→ GOAL OF THE EXERCISE
All entries are to be given again verbatim.

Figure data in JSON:
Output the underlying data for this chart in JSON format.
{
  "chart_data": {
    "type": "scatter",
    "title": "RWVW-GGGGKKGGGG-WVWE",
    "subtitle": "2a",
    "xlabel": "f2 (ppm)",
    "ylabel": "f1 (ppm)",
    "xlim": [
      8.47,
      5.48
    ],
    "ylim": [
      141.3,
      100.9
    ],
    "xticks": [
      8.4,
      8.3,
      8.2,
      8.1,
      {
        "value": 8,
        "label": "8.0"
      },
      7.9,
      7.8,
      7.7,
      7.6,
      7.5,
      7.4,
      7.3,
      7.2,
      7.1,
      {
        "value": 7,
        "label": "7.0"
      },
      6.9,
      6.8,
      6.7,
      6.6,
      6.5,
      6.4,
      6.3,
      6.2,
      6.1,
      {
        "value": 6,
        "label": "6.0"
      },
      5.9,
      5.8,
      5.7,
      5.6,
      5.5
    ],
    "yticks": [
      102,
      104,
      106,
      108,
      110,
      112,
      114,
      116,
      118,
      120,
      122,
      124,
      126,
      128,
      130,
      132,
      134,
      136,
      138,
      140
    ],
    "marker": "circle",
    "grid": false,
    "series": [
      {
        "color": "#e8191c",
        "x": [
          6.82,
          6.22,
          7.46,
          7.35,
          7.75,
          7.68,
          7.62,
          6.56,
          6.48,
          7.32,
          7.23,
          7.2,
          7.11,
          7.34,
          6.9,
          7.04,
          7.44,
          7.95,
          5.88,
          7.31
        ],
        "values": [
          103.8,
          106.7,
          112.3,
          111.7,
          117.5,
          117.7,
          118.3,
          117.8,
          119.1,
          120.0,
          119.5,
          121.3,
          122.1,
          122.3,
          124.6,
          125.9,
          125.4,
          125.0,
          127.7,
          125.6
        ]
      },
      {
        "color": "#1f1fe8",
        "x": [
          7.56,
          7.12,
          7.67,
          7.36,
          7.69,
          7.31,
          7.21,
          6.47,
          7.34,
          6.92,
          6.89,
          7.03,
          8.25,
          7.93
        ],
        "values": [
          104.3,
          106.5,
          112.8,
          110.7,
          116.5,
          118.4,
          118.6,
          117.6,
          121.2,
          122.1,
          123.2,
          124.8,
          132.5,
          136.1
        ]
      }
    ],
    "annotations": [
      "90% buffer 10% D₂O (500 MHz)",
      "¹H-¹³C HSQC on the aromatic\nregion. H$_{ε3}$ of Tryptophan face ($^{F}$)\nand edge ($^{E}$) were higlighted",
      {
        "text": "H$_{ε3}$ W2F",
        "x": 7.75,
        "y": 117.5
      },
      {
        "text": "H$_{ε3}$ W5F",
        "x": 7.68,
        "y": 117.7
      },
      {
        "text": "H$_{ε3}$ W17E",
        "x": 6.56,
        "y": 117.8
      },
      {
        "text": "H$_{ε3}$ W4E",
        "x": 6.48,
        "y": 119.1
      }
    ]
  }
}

→ OUTPUT OF THE EXERCISE
Output the underlying data for this chart in JSON format.
{
  "chart_data": {
    "type": "scatter",
    "title": "RWVW-GGGGKKGGGG-WVWE",
    "subtitle": "2a",
    "xlabel": "f2 (ppm)",
    "ylabel": "f1 (ppm)",
    "xlim": [
      8.47,
      5.48
    ],
    "ylim": [
      141.3,
      100.9
    ],
    "xticks": [
      8.4,
      8.3,
      8.2,
      8.1,
      {
        "value": 8,
        "label": "8.0"
      },
      7.9,
      7.8,
      7.7,
      7.6,
      7.5,
      7.4,
      7.3,
      7.2,
      7.1,
      {
        "value": 7,
        "label": "7.0"
      },
      6.9,
      6.8,
      6.7,
      6.6,
      6.5,
      6.4,
      6.3,
      6.2,
      6.1,
      {
        "value": 6,
        "label": "6.0"
      },
      5.9,
      5.8,
      5.7,
      5.6,
      5.5
    ],
    "yticks": [
      102,
      104,
      106,
      108,
      110,
      112,
      114,
      116,
      118,
      120,
      122,
      124,
      126,
      128,
      130,
      132,
      134,
      136,
      138,
      140
    ],
    "marker": "circle",
    "grid": false,
    "series": [
      {
        "color": "#e8191c",
        "x": [
          6.82,
          6.22,
          7.46,
          7.35,
          7.75,
          7.68,
          7.62,
          6.56,
          6.48,
          7.32,
          7.23,
          7.2,
          7.11,
          7.34,
          6.9,
          7.04,
          7.44,
          7.95,
          5.88,
          7.31
        ],
        "values": [
          103.8,
          106.7,
          112.3,
          111.7,
          117.5,
          117.7,
          118.3,
          117.8,
          119.1,
          120.0,
          119.5,
          121.3,
          122.1,
          122.3,
          124.6,
          125.9,
          125.4,
          125.0,
          127.7,
          125.6
        ]
      },
      {
        "color": "#1f1fe8",
        "x": [
          7.56,
          7.12,
          7.67,
          7.36,
          7.69,
          7.31,
          7.21,
          6.47,
          7.34,
          6.92,
          6.89,
          7.03,
          8.25,
          7.93
        ],
        "values": [
          104.3,
          106.5,
          112.8,
          110.7,
          116.5,
          118.4,
          118.6,
          117.6,
          121.2,
          122.1,
          123.2,
          124.8,
          132.5,
          136.1
        ]
      }
    ],
    "annotations": [
      "90% buffer 10% D₂O (500 MHz)",
      "¹H-¹³C HSQC on the aromatic\nregion. H$_{ε3}$ of Tryptophan face ($^{F}$)\nand edge ($^{E}$) were higlighted",
      {
        "text": "H$_{ε3}$ W2F",
        "x": 7.75,
        "y": 117.5
      },
      {
        "text": "H$_{ε3}$ W5F",
        "x": 7.68,
        "y": 117.7
      },
      {
        "text": "H$_{ε3}$ W17E",
        "x": 6.56,
        "y": 117.8
      },
      {
        "text": "H$_{ε3}$ W4E",
        "x": 6.48,
        "y": 119.1
      }
    ]
  }
}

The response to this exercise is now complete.